— What you have to do —
Retype the data that follows exactly. No pictures belong in the copy.

Information below:

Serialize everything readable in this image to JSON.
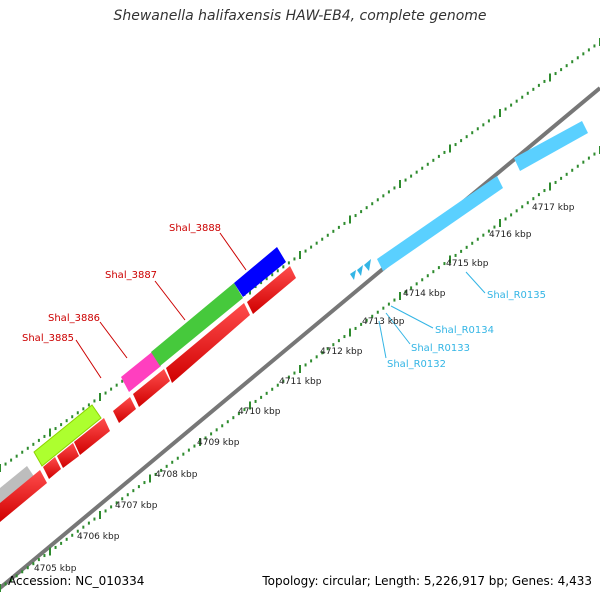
{
  "title": "Shewanella halifaxensis HAW-EB4, complete genome",
  "footer": {
    "accession": "Accession: NC_010334",
    "summary": "Topology: circular; Length: 5,226,917 bp; Genes: 4,433"
  },
  "colors": {
    "backbone": "#8c8c8c",
    "tick": "#2e8b2e",
    "label_red": "#cc0000",
    "label_cyan": "#33b5e5"
  },
  "axis_labels": [
    "4705 kbp",
    "4706 kbp",
    "4707 kbp",
    "4708 kbp",
    "4709 kbp",
    "4710 kbp",
    "4711 kbp",
    "4712 kbp",
    "4713 kbp",
    "4714 kbp",
    "4715 kbp",
    "4716 kbp",
    "4717 kbp"
  ],
  "gene_labels": {
    "red": [
      "Shal_3885",
      "Shal_3886",
      "Shal_3887",
      "Shal_3888"
    ],
    "cyan": [
      "Shal_R0132",
      "Shal_R0133",
      "Shal_R0134",
      "Shal_R0135"
    ]
  }
}
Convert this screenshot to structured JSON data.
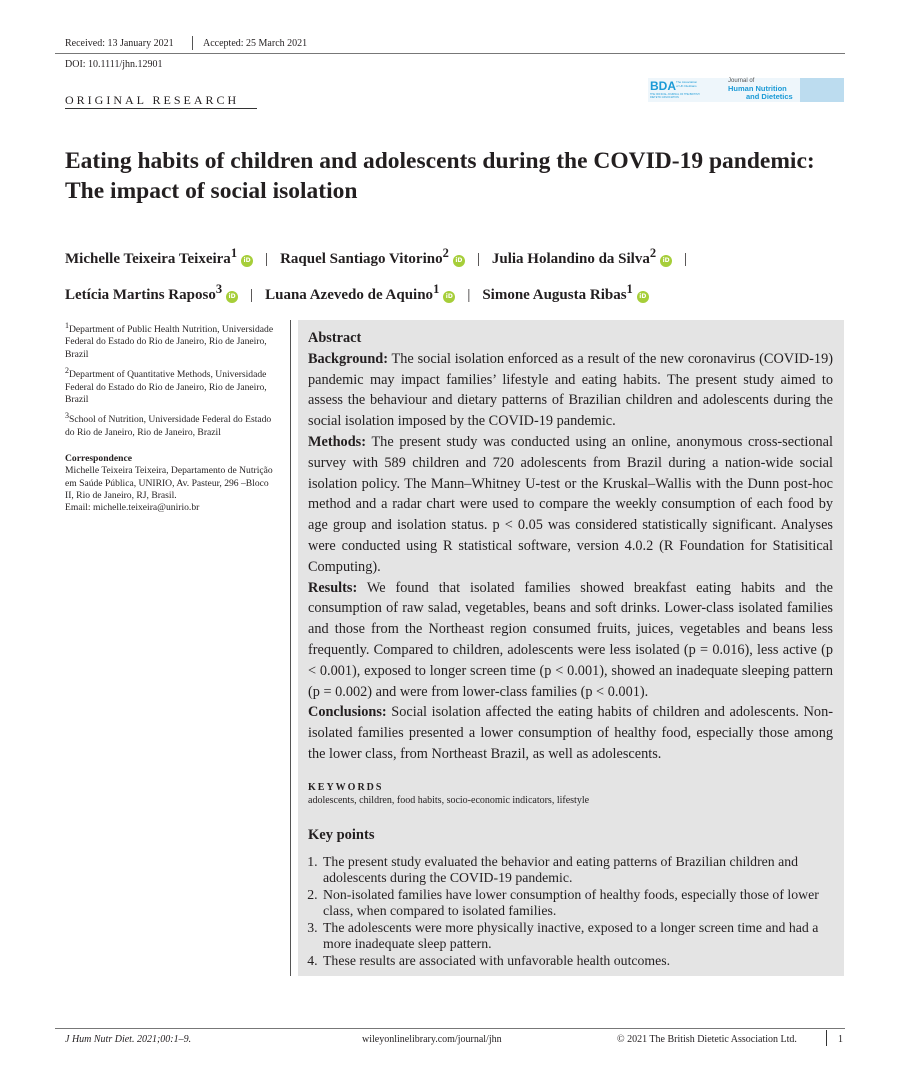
{
  "header": {
    "received": "Received: 13 January 2021",
    "accepted": "Accepted: 25 March 2021",
    "doi": "DOI: 10.1111/jhn.12901",
    "section": "ORIGINAL RESEARCH",
    "logo": {
      "bda": "BDA",
      "bda_sub": "The Association of UK Dietitians",
      "bda_tag": "THE OFFICIAL JOURNAL OF THE BRITISH DIETETIC ASSOCIATION",
      "journal_l1": "Journal of",
      "journal_l2": "Human Nutrition",
      "journal_l3": "and Dietetics",
      "color": "#1b9ad6"
    }
  },
  "title": "Eating habits of children and adolescents during the COVID-19 pandemic: The impact of social isolation",
  "authors": [
    {
      "name": "Michelle Teixeira Teixeira",
      "sup": "1"
    },
    {
      "name": "Raquel Santiago Vitorino",
      "sup": "2"
    },
    {
      "name": "Julia Holandino da Silva",
      "sup": "2"
    },
    {
      "name": "Letícia Martins Raposo",
      "sup": "3"
    },
    {
      "name": "Luana Azevedo de Aquino",
      "sup": "1"
    },
    {
      "name": "Simone Augusta Ribas",
      "sup": "1"
    }
  ],
  "orcid_label": "iD",
  "affiliations": [
    {
      "sup": "1",
      "text": "Department of Public Health Nutrition, Universidade Federal do Estado do Rio de Janeiro, Rio de Janeiro, Brazil"
    },
    {
      "sup": "2",
      "text": "Department of Quantitative Methods, Universidade Federal do Estado do Rio de Janeiro, Rio de Janeiro, Brazil"
    },
    {
      "sup": "3",
      "text": "School of Nutrition, Universidade Federal do Estado do Rio de Janeiro, Rio de Janeiro, Brazil"
    }
  ],
  "correspondence": {
    "heading": "Correspondence",
    "text": "Michelle Teixeira Teixeira, Departamento de Nutrição em Saúde Pública, UNIRIO, Av. Pasteur, 296 –Bloco II, Rio de Janeiro, RJ, Brasil.",
    "email": "Email: michelle.teixeira@unirio.br"
  },
  "abstract": {
    "heading": "Abstract",
    "background_label": "Background:",
    "background": " The social isolation enforced as a result of the new coronavirus (COVID-19) pandemic may impact families’ lifestyle and eating habits. The present study aimed to assess the behaviour and dietary patterns of Brazilian children and adolescents during the social isolation imposed by the COVID-19 pandemic.",
    "methods_label": "Methods:",
    "methods": " The present study was conducted using an online, anonymous cross-sectional survey with 589 children and 720 adolescents from Brazil during a nation-wide social isolation policy. The Mann–Whitney U-test or the Kruskal–Wallis with the Dunn post-hoc method and a radar chart were used to compare the weekly consumption of each food by age group and isolation status. p < 0.05 was considered statistically significant. Analyses were conducted using R statistical software, version 4.0.2 (R Foundation for Statisitical Computing).",
    "results_label": "Results:",
    "results": " We found that isolated families showed breakfast eating habits and the consumption of raw salad, vegetables, beans and soft drinks. Lower-class isolated families and those from the Northeast region consumed fruits, juices, vegetables and beans less frequently. Compared to children, adolescents were less isolated (p = 0.016), less active (p < 0.001), exposed to longer screen time (p < 0.001), showed an inadequate sleeping pattern (p = 0.002) and were from lower-class families (p < 0.001).",
    "conclusions_label": "Conclusions:",
    "conclusions": " Social isolation affected the eating habits of children and adolescents. Non-isolated families presented a lower consumption of healthy food, especially those among the lower class, from Northeast Brazil, as well as adolescents."
  },
  "keywords": {
    "heading": "KEYWORDS",
    "text": "adolescents, children, food habits, socio-economic indicators, lifestyle"
  },
  "key_points": {
    "heading": "Key points",
    "items": [
      "The present study evaluated the behavior and eating patterns of Brazilian children and adolescents during the COVID-19 pandemic.",
      "Non-isolated families have lower consumption of healthy foods, especially those of lower class, when compared to isolated families.",
      "The adolescents were more physically inactive, exposed to a longer screen time and had a more inadequate sleep pattern.",
      "These results are associated with unfavorable health outcomes."
    ]
  },
  "footer": {
    "citation": "J Hum Nutr Diet. 2021;00:1–9.",
    "url": "wileyonlinelibrary.com/journal/jhn",
    "copyright": "© 2021 The British Dietetic Association Ltd.",
    "page": "1"
  }
}
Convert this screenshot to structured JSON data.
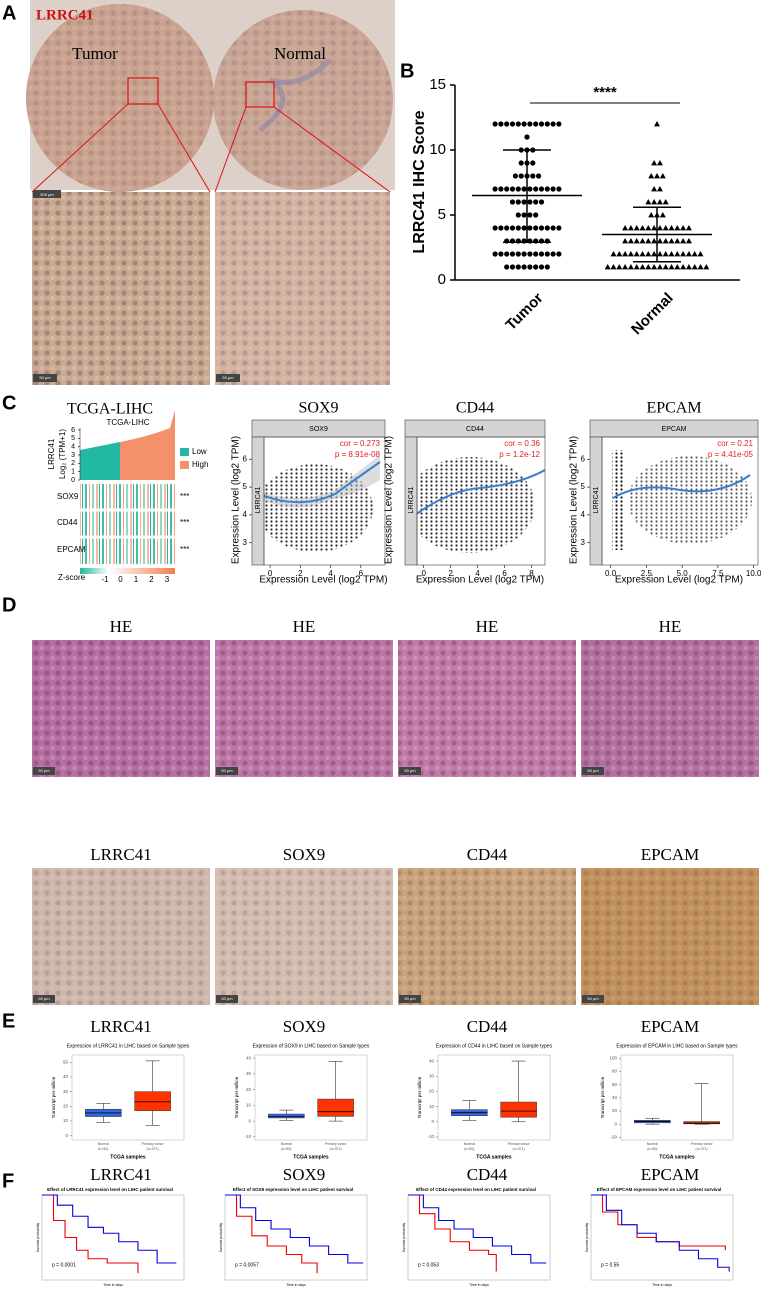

End of Information.

— Solution to this problem —
Serialize everything readable in this image to JSON.
{
  "title": "Shewanella halifaxensis HAW-EB4, complete genome",
  "footer": {
    "accession": "Accession: NC_010334",
    "summary": "Topology: circular; Length: 5,226,917 bp; Genes: 4,433"
  },
  "colors": {
    "backbone": "#8c8c8c",
    "tick": "#2e8b2e",
    "label_red": "#cc0000",
    "label_cyan": "#33b5e5"
  },
  "axis_labels": [
    "4705 kbp",
    "4706 kbp",
    "4707 kbp",
    "4708 kbp",
    "4709 kbp",
    "4710 kbp",
    "4711 kbp",
    "4712 kbp",
    "4713 kbp",
    "4714 kbp",
    "4715 kbp",
    "4716 kbp",
    "4717 kbp"
  ],
  "gene_labels": {
    "red": [
      "Shal_3885",
      "Shal_3886",
      "Shal_3887",
      "Shal_3888"
    ],
    "cyan": [
      "Shal_R0132",
      "Shal_R0133",
      "Shal_R0134",
      "Shal_R0135"
    ]
  }
}
Convert this screenshot to structured JSON data.
{
  "header": {
    "received": "Received: 13 January 2021",
    "accepted": "Accepted: 25 March 2021",
    "doi": "DOI: 10.1111/jhn.12901",
    "section": "ORIGINAL RESEARCH",
    "logo": {
      "bda": "BDA",
      "bda_sub": "The Association of UK Dietitians",
      "bda_tag": "THE OFFICIAL JOURNAL OF THE BRITISH DIETETIC ASSOCIATION",
      "journal_l1": "Journal of",
      "journal_l2": "Human Nutrition",
      "journal_l3": "and Dietetics",
      "color": "#1b9ad6"
    }
  },
  "title": "Eating habits of children and adolescents during the COVID-19 pandemic: The impact of social isolation",
  "authors": [
    {
      "name": "Michelle Teixeira Teixeira",
      "sup": "1"
    },
    {
      "name": "Raquel Santiago Vitorino",
      "sup": "2"
    },
    {
      "name": "Julia Holandino da Silva",
      "sup": "2"
    },
    {
      "name": "Letícia Martins Raposo",
      "sup": "3"
    },
    {
      "name": "Luana Azevedo de Aquino",
      "sup": "1"
    },
    {
      "name": "Simone Augusta Ribas",
      "sup": "1"
    }
  ],
  "orcid_label": "iD",
  "affiliations": [
    {
      "sup": "1",
      "text": "Department of Public Health Nutrition, Universidade Federal do Estado do Rio de Janeiro, Rio de Janeiro, Brazil"
    },
    {
      "sup": "2",
      "text": "Department of Quantitative Methods, Universidade Federal do Estado do Rio de Janeiro, Rio de Janeiro, Brazil"
    },
    {
      "sup": "3",
      "text": "School of Nutrition, Universidade Federal do Estado do Rio de Janeiro, Rio de Janeiro, Brazil"
    }
  ],
  "correspondence": {
    "heading": "Correspondence",
    "text": "Michelle Teixeira Teixeira, Departamento de Nutrição em Saúde Pública, UNIRIO, Av. Pasteur, 296 –Bloco II, Rio de Janeiro, RJ, Brasil.",
    "email": "Email: michelle.teixeira@unirio.br"
  },
  "abstract": {
    "heading": "Abstract",
    "background_label": "Background:",
    "background": " The social isolation enforced as a result of the new coronavirus (COVID-19) pandemic may impact families’ lifestyle and eating habits. The present study aimed to assess the behaviour and dietary patterns of Brazilian children and adolescents during the social isolation imposed by the COVID-19 pandemic.",
    "methods_label": "Methods:",
    "methods": " The present study was conducted using an online, anonymous cross-sectional survey with 589 children and 720 adolescents from Brazil during a nation-wide social isolation policy. The Mann–Whitney U-test or the Kruskal–Wallis with the Dunn post-hoc method and a radar chart were used to compare the weekly consumption of each food by age group and isolation status. p < 0.05 was considered statistically significant. Analyses were conducted using R statistical software, version 4.0.2 (R Foundation for Statisitical Computing).",
    "results_label": "Results:",
    "results": " We found that isolated families showed breakfast eating habits and the consumption of raw salad, vegetables, beans and soft drinks. Lower-class isolated families and those from the Northeast region consumed fruits, juices, vegetables and beans less frequently. Compared to children, adolescents were less isolated (p = 0.016), less active (p < 0.001), exposed to longer screen time (p < 0.001), showed an inadequate sleeping pattern (p = 0.002) and were from lower-class families (p < 0.001).",
    "conclusions_label": "Conclusions:",
    "conclusions": " Social isolation affected the eating habits of children and adolescents. Non-isolated families presented a lower consumption of healthy food, especially those among the lower class, from Northeast Brazil, as well as adolescents."
  },
  "keywords": {
    "heading": "KEYWORDS",
    "text": "adolescents, children, food habits, socio-economic indicators, lifestyle"
  },
  "key_points": {
    "heading": "Key points",
    "items": [
      "The present study evaluated the behavior and eating patterns of Brazilian children and adolescents during the COVID-19 pandemic.",
      "Non-isolated families have lower consumption of healthy foods, especially those of lower class, when compared to isolated families.",
      "The adolescents were more physically inactive, exposed to a longer screen time and had a more inadequate sleep pattern.",
      "These results are associated with unfavorable health outcomes."
    ]
  },
  "footer": {
    "citation": "J Hum Nutr Diet. 2021;00:1–9.",
    "url": "wileyonlinelibrary.com/journal/jhn",
    "copyright": "© 2021 The British Dietetic Association Ltd.",
    "page": "1"
  }
}
Convert this screenshot to structured JSON data.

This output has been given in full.